> _Given request_
Work out the number of lines in the records that include the word "present"; reply with that number alone.

Start of The data

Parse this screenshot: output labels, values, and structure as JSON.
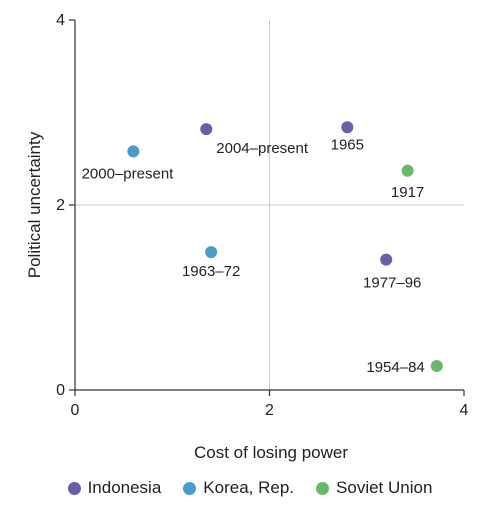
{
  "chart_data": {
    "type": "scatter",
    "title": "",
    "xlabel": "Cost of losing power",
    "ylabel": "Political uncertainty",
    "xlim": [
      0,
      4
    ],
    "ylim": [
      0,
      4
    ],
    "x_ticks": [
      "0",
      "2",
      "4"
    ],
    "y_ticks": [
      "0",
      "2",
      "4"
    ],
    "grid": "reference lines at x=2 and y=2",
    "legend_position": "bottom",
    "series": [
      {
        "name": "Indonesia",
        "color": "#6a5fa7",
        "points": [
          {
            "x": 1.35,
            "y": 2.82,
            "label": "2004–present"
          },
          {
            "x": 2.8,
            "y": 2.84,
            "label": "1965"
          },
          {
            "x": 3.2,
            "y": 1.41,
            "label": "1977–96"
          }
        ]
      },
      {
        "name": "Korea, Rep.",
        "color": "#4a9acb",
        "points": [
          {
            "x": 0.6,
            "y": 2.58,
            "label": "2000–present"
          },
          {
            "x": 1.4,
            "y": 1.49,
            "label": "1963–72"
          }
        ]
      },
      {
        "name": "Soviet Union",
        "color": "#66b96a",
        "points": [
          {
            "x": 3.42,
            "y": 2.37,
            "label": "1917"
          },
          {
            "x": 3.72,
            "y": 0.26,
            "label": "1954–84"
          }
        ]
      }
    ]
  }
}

End of The data
Start of The data

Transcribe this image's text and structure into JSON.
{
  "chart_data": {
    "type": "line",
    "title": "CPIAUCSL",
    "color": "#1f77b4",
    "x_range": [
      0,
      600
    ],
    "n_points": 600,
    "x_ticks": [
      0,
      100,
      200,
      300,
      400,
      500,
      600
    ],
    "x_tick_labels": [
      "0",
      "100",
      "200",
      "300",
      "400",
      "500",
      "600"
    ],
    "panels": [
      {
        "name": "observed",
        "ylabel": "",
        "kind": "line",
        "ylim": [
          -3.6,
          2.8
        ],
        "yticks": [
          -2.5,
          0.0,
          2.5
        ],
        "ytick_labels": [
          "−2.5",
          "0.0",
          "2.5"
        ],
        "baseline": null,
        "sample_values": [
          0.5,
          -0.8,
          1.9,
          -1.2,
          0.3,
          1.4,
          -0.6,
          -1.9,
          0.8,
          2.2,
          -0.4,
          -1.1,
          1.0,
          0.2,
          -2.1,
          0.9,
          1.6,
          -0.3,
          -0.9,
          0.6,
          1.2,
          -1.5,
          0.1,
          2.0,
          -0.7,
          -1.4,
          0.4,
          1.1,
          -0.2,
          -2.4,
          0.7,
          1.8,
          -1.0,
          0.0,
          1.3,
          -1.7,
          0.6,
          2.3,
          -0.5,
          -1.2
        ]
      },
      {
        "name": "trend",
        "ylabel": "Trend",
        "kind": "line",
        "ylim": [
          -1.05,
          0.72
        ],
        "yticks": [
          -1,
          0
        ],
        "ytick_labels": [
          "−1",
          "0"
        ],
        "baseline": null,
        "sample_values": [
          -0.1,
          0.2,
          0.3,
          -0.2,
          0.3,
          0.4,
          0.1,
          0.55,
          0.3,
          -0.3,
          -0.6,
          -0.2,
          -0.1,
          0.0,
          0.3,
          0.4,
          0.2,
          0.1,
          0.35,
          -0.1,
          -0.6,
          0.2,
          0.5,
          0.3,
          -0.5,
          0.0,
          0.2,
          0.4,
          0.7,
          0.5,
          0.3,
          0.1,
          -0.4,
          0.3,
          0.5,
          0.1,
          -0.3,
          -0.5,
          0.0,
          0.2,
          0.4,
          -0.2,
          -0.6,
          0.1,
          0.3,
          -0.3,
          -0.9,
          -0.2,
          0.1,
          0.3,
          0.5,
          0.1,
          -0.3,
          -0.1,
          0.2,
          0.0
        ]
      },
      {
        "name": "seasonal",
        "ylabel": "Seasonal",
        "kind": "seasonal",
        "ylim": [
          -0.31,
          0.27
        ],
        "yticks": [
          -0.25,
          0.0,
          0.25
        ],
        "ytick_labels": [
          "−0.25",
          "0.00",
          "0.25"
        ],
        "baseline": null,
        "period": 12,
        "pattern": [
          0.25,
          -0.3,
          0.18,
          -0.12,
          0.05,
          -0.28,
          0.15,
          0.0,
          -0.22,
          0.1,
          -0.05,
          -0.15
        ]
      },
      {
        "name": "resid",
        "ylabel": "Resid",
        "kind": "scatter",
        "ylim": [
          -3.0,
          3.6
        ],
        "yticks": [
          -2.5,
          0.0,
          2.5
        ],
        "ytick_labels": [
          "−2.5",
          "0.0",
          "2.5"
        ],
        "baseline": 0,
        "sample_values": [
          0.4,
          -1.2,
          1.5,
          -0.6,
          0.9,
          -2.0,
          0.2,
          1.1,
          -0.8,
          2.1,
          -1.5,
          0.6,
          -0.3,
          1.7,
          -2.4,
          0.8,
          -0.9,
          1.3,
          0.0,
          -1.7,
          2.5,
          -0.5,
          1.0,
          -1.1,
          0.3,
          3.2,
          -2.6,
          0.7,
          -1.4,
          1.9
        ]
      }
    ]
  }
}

End of The data

> _Solution_
2